Given instruction
Quote the listing below in full and exactly as written, but omit every picture.

***

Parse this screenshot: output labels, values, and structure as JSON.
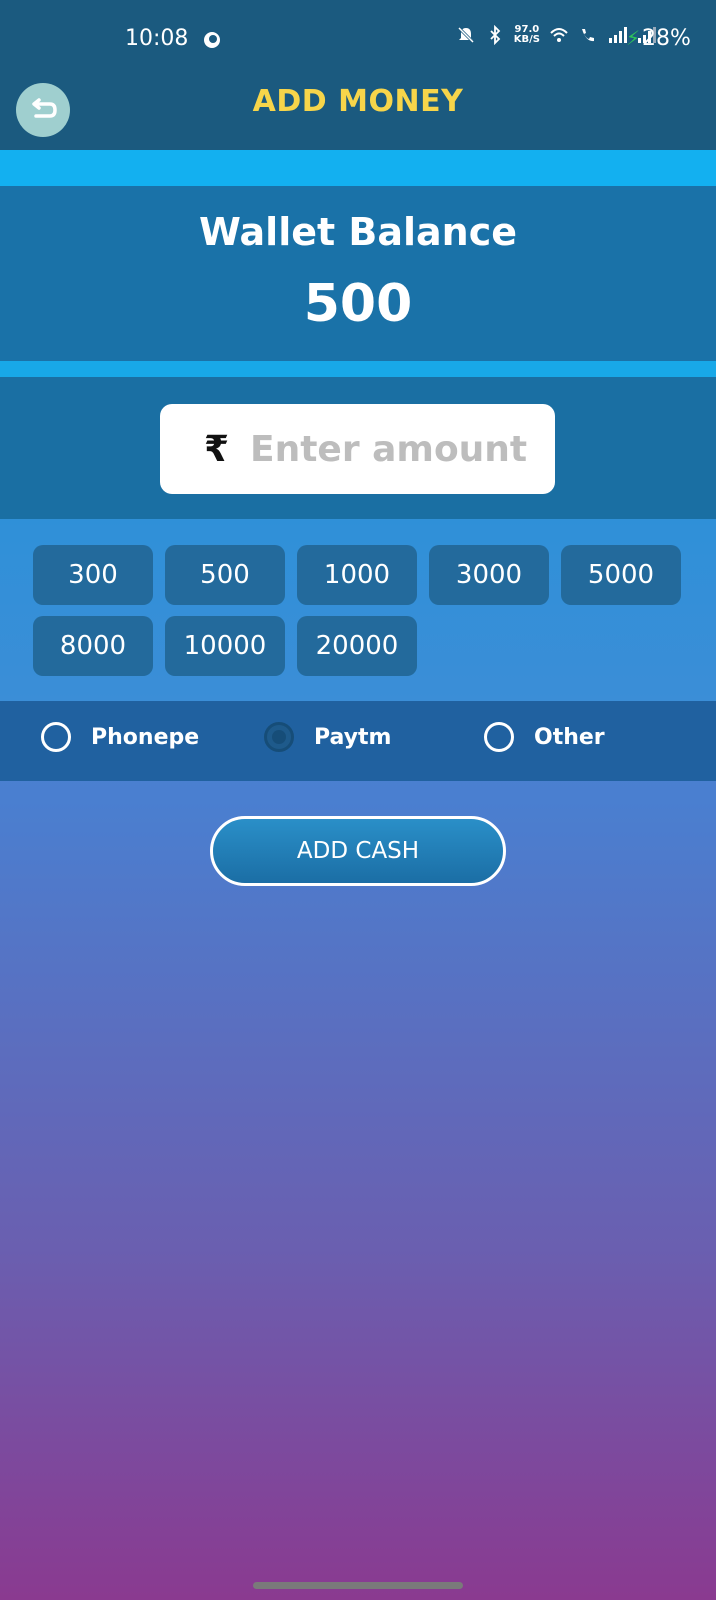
{
  "status_bar": {
    "time": "10:08",
    "net_speed_value": "97.0",
    "net_speed_unit": "KB/S",
    "battery": "28%"
  },
  "header": {
    "title": "ADD MONEY"
  },
  "wallet": {
    "label": "Wallet Balance",
    "balance": "500"
  },
  "amount_input": {
    "currency_symbol": "₹",
    "placeholder": "Enter amount",
    "value": ""
  },
  "quick_amounts": [
    "300",
    "500",
    "1000",
    "3000",
    "5000",
    "8000",
    "10000",
    "20000"
  ],
  "payment_methods": [
    {
      "label": "Phonepe",
      "selected": false
    },
    {
      "label": "Paytm",
      "selected": true
    },
    {
      "label": "Other",
      "selected": false
    }
  ],
  "add_cash_label": "ADD CASH",
  "colors": {
    "title": "#f7d54a",
    "header_bg": "#1b5a7f",
    "accent_stripe": "#13b0f0",
    "chip_bg": "#236a9c"
  }
}
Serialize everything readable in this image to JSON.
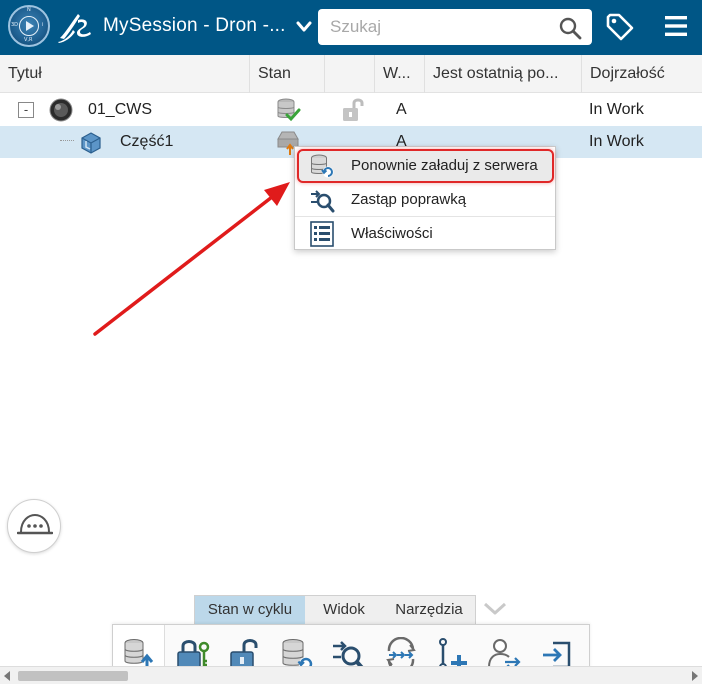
{
  "topbar": {
    "compass_icon": "3d-compass-icon",
    "compass_letters": {
      "top": "N",
      "left": "3D",
      "right": "i",
      "bottom": "V,R"
    },
    "logo_icon": "3ds-logo-icon",
    "title": "MySession - Dron -...",
    "title_chevron_icon": "chevron-down-icon",
    "search": {
      "placeholder": "Szukaj",
      "value": ""
    },
    "search_icon": "search-icon",
    "tag_icon": "tag-icon",
    "menu_icon": "hamburger-menu-icon",
    "background_color": "#005686"
  },
  "table": {
    "columns": [
      "Tytuł",
      "Stan",
      "",
      "W...",
      "Jest ostatnią po...",
      "Dojrzałość"
    ],
    "rows": [
      {
        "expander": "-",
        "title": "01_CWS",
        "icon": "assembly-icon",
        "state_icon": "database-check-icon",
        "lock_icon": "unlock-icon",
        "revision": "A",
        "is_latest": "",
        "maturity": "In Work"
      },
      {
        "title": "Część1",
        "icon": "part-icon",
        "state_icon": "modified-upload-icon",
        "revision": "A",
        "is_latest": "",
        "maturity": "In Work",
        "selected": true
      }
    ]
  },
  "context_menu": {
    "items": [
      {
        "label": "Ponownie załaduj z serwera",
        "icon": "reload-from-server-icon",
        "highlighted": true
      },
      {
        "label": "Zastąp poprawką",
        "icon": "replace-revision-icon"
      },
      {
        "label": "Właściwości",
        "icon": "properties-icon"
      }
    ],
    "highlight_color": "#e02828"
  },
  "floating_button": {
    "icon": "hard-hat-more-icon"
  },
  "action_bar": {
    "tabs": [
      {
        "label": "Stan w cyklu",
        "active": true
      },
      {
        "label": "Widok",
        "active": false
      },
      {
        "label": "Narzędzia",
        "active": false
      }
    ],
    "collapse_icon": "chevron-down-icon",
    "tools": [
      {
        "name": "save-to-server-icon"
      },
      {
        "name": "lock-key-icon"
      },
      {
        "name": "unlock-icon"
      },
      {
        "name": "reload-from-server-icon"
      },
      {
        "name": "replace-revision-icon"
      },
      {
        "name": "sync-icon"
      },
      {
        "name": "add-link-icon"
      },
      {
        "name": "transfer-ownership-icon"
      },
      {
        "name": "export-icon"
      }
    ]
  },
  "annotation": {
    "arrow_color": "#e01b1b"
  }
}
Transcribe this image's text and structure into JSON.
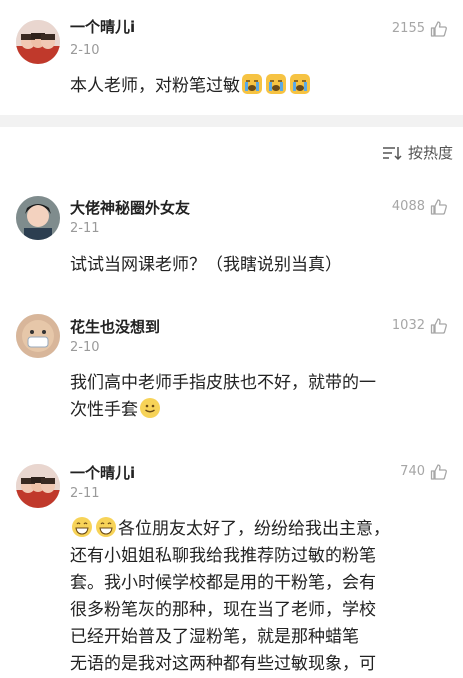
{
  "comments": [
    {
      "name": "一个晴儿i",
      "date": "2-10",
      "likes": "2155",
      "text": "本人老师，对粉笔过敏"
    },
    {
      "name": "大佬神秘圈外女友",
      "date": "2-11",
      "likes": "4088",
      "text": "试试当网课老师？（我瞎说别当真）"
    },
    {
      "name": "花生也没想到",
      "date": "2-10",
      "likes": "1032",
      "text_line1": "我们高中老师手指皮肤也不好，就带的一",
      "text_line2": "次性手套"
    },
    {
      "name": "一个晴儿i",
      "date": "2-11",
      "likes": "740",
      "text_line1": "各位朋友太好了，纷纷给我出主意，",
      "text_line2": "还有小姐姐私聊我给我推荐防过敏的粉笔",
      "text_line3": "套。我小时候学校都是用的干粉笔，会有",
      "text_line4": "很多粉笔灰的那种，现在当了老师，学校",
      "text_line5": "已经开始普及了湿粉笔，就是那种蜡笔",
      "text_line6": "无语的是我对这两种都有些过敏现象，可"
    }
  ],
  "sort": {
    "label": "按热度",
    "icon": "sort-icon"
  },
  "icons": {
    "like": "thumbs-up-icon"
  },
  "colors": {
    "separator": "#f2f2f2",
    "muted": "#9a9a9a"
  }
}
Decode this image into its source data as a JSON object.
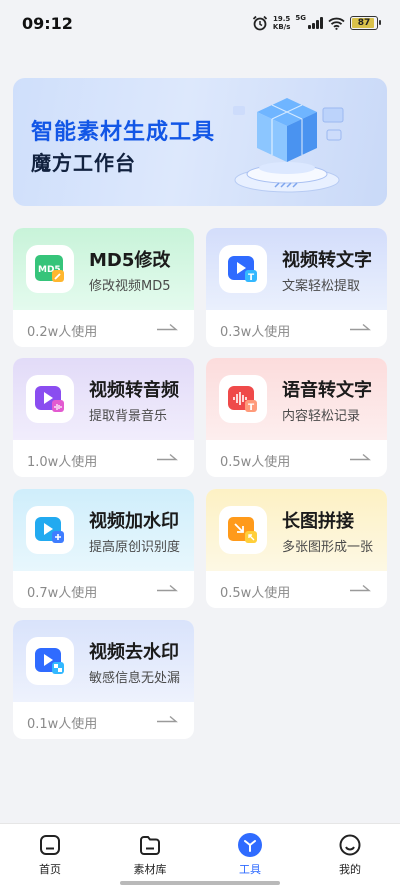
{
  "status_bar": {
    "time": "09:12",
    "net_speed_value": "19.5",
    "net_speed_unit": "KB/s",
    "network": "5G",
    "battery": "87"
  },
  "banner": {
    "title": "智能素材生成工具",
    "subtitle": "魔方工作台"
  },
  "tools": [
    {
      "title": "MD5修改",
      "subtitle": "修改视频MD5",
      "usage": "0.2w人使用",
      "color": "#c8f3d9",
      "icon": "md5-edit-icon"
    },
    {
      "title": "视频转文字",
      "subtitle": "文案轻松提取",
      "usage": "0.3w人使用",
      "color": "#d3ddfb",
      "icon": "video-to-text-icon"
    },
    {
      "title": "视频转音频",
      "subtitle": "提取背景音乐",
      "usage": "1.0w人使用",
      "color": "#e2dbf8",
      "icon": "video-to-audio-icon"
    },
    {
      "title": "语音转文字",
      "subtitle": "内容轻松记录",
      "usage": "0.5w人使用",
      "color": "#fcdcdc",
      "icon": "voice-to-text-icon"
    },
    {
      "title": "视频加水印",
      "subtitle": "提高原创识别度",
      "usage": "0.7w人使用",
      "color": "#cfeefb",
      "icon": "video-watermark-add-icon"
    },
    {
      "title": "长图拼接",
      "subtitle": "多张图形成一张",
      "usage": "0.5w人使用",
      "color": "#fdf1c4",
      "icon": "long-image-stitch-icon"
    },
    {
      "title": "视频去水印",
      "subtitle": "敏感信息无处漏",
      "usage": "0.1w人使用",
      "color": "#d9e3fb",
      "icon": "video-watermark-remove-icon"
    }
  ],
  "nav": [
    {
      "label": "首页",
      "icon": "home-icon"
    },
    {
      "label": "素材库",
      "icon": "folder-icon"
    },
    {
      "label": "工具",
      "icon": "tools-icon",
      "active": true
    },
    {
      "label": "我的",
      "icon": "profile-icon"
    }
  ],
  "colors": {
    "accent": "#2f6bff",
    "background": "#f2f3f6"
  }
}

***

Result for this task
Parse this screenshot: output labels, values, and structure as JSON.
{
  "status_bar": {
    "time": "10:08",
    "net_speed_value": "97.0",
    "net_speed_unit": "KB/S",
    "battery": "28%"
  },
  "header": {
    "title": "ADD MONEY"
  },
  "wallet": {
    "label": "Wallet Balance",
    "balance": "500"
  },
  "amount_input": {
    "currency_symbol": "₹",
    "placeholder": "Enter amount",
    "value": ""
  },
  "quick_amounts": [
    "300",
    "500",
    "1000",
    "3000",
    "5000",
    "8000",
    "10000",
    "20000"
  ],
  "payment_methods": [
    {
      "label": "Phonepe",
      "selected": false
    },
    {
      "label": "Paytm",
      "selected": true
    },
    {
      "label": "Other",
      "selected": false
    }
  ],
  "add_cash_label": "ADD CASH",
  "colors": {
    "title": "#f7d54a",
    "header_bg": "#1b5a7f",
    "accent_stripe": "#13b0f0",
    "chip_bg": "#236a9c"
  }
}
Serialize everything readable in this image to JSON.
{
  "topbar": {
    "compass_icon": "3d-compass-icon",
    "compass_letters": {
      "top": "N",
      "left": "3D",
      "right": "i",
      "bottom": "V,R"
    },
    "logo_icon": "3ds-logo-icon",
    "title": "MySession - Dron -...",
    "title_chevron_icon": "chevron-down-icon",
    "search": {
      "placeholder": "Szukaj",
      "value": ""
    },
    "search_icon": "search-icon",
    "tag_icon": "tag-icon",
    "menu_icon": "hamburger-menu-icon",
    "background_color": "#005686"
  },
  "table": {
    "columns": [
      "Tytuł",
      "Stan",
      "",
      "W...",
      "Jest ostatnią po...",
      "Dojrzałość"
    ],
    "rows": [
      {
        "expander": "-",
        "title": "01_CWS",
        "icon": "assembly-icon",
        "state_icon": "database-check-icon",
        "lock_icon": "unlock-icon",
        "revision": "A",
        "is_latest": "",
        "maturity": "In Work"
      },
      {
        "title": "Część1",
        "icon": "part-icon",
        "state_icon": "modified-upload-icon",
        "revision": "A",
        "is_latest": "",
        "maturity": "In Work",
        "selected": true
      }
    ]
  },
  "context_menu": {
    "items": [
      {
        "label": "Ponownie załaduj z serwera",
        "icon": "reload-from-server-icon",
        "highlighted": true
      },
      {
        "label": "Zastąp poprawką",
        "icon": "replace-revision-icon"
      },
      {
        "label": "Właściwości",
        "icon": "properties-icon"
      }
    ],
    "highlight_color": "#e02828"
  },
  "floating_button": {
    "icon": "hard-hat-more-icon"
  },
  "action_bar": {
    "tabs": [
      {
        "label": "Stan w cyklu",
        "active": true
      },
      {
        "label": "Widok",
        "active": false
      },
      {
        "label": "Narzędzia",
        "active": false
      }
    ],
    "collapse_icon": "chevron-down-icon",
    "tools": [
      {
        "name": "save-to-server-icon"
      },
      {
        "name": "lock-key-icon"
      },
      {
        "name": "unlock-icon"
      },
      {
        "name": "reload-from-server-icon"
      },
      {
        "name": "replace-revision-icon"
      },
      {
        "name": "sync-icon"
      },
      {
        "name": "add-link-icon"
      },
      {
        "name": "transfer-ownership-icon"
      },
      {
        "name": "export-icon"
      }
    ]
  },
  "annotation": {
    "arrow_color": "#e01b1b"
  }
}
Transcribe this image's text and structure into JSON.
{
  "comments": [
    {
      "name": "一个晴儿i",
      "date": "2-10",
      "likes": "2155",
      "text": "本人老师，对粉笔过敏"
    },
    {
      "name": "大佬神秘圈外女友",
      "date": "2-11",
      "likes": "4088",
      "text": "试试当网课老师？（我瞎说别当真）"
    },
    {
      "name": "花生也没想到",
      "date": "2-10",
      "likes": "1032",
      "text_line1": "我们高中老师手指皮肤也不好，就带的一",
      "text_line2": "次性手套"
    },
    {
      "name": "一个晴儿i",
      "date": "2-11",
      "likes": "740",
      "text_line1": "各位朋友太好了，纷纷给我出主意，",
      "text_line2": "还有小姐姐私聊我给我推荐防过敏的粉笔",
      "text_line3": "套。我小时候学校都是用的干粉笔，会有",
      "text_line4": "很多粉笔灰的那种，现在当了老师，学校",
      "text_line5": "已经开始普及了湿粉笔，就是那种蜡笔",
      "text_line6": "无语的是我对这两种都有些过敏现象，可"
    }
  ],
  "sort": {
    "label": "按热度",
    "icon": "sort-icon"
  },
  "icons": {
    "like": "thumbs-up-icon"
  },
  "colors": {
    "separator": "#f2f2f2",
    "muted": "#9a9a9a"
  }
}
Decode this image into its source data as a JSON object.
{
  "status_bar": {
    "time": "09:12",
    "net_speed_value": "19.5",
    "net_speed_unit": "KB/s",
    "network": "5G",
    "battery": "87"
  },
  "banner": {
    "title": "智能素材生成工具",
    "subtitle": "魔方工作台"
  },
  "tools": [
    {
      "title": "MD5修改",
      "subtitle": "修改视频MD5",
      "usage": "0.2w人使用",
      "color": "#c8f3d9",
      "icon": "md5-edit-icon"
    },
    {
      "title": "视频转文字",
      "subtitle": "文案轻松提取",
      "usage": "0.3w人使用",
      "color": "#d3ddfb",
      "icon": "video-to-text-icon"
    },
    {
      "title": "视频转音频",
      "subtitle": "提取背景音乐",
      "usage": "1.0w人使用",
      "color": "#e2dbf8",
      "icon": "video-to-audio-icon"
    },
    {
      "title": "语音转文字",
      "subtitle": "内容轻松记录",
      "usage": "0.5w人使用",
      "color": "#fcdcdc",
      "icon": "voice-to-text-icon"
    },
    {
      "title": "视频加水印",
      "subtitle": "提高原创识别度",
      "usage": "0.7w人使用",
      "color": "#cfeefb",
      "icon": "video-watermark-add-icon"
    },
    {
      "title": "长图拼接",
      "subtitle": "多张图形成一张",
      "usage": "0.5w人使用",
      "color": "#fdf1c4",
      "icon": "long-image-stitch-icon"
    },
    {
      "title": "视频去水印",
      "subtitle": "敏感信息无处漏",
      "usage": "0.1w人使用",
      "color": "#d9e3fb",
      "icon": "video-watermark-remove-icon"
    }
  ],
  "nav": [
    {
      "label": "首页",
      "icon": "home-icon"
    },
    {
      "label": "素材库",
      "icon": "folder-icon"
    },
    {
      "label": "工具",
      "icon": "tools-icon",
      "active": true
    },
    {
      "label": "我的",
      "icon": "profile-icon"
    }
  ],
  "colors": {
    "accent": "#2f6bff",
    "background": "#f2f3f6"
  }
}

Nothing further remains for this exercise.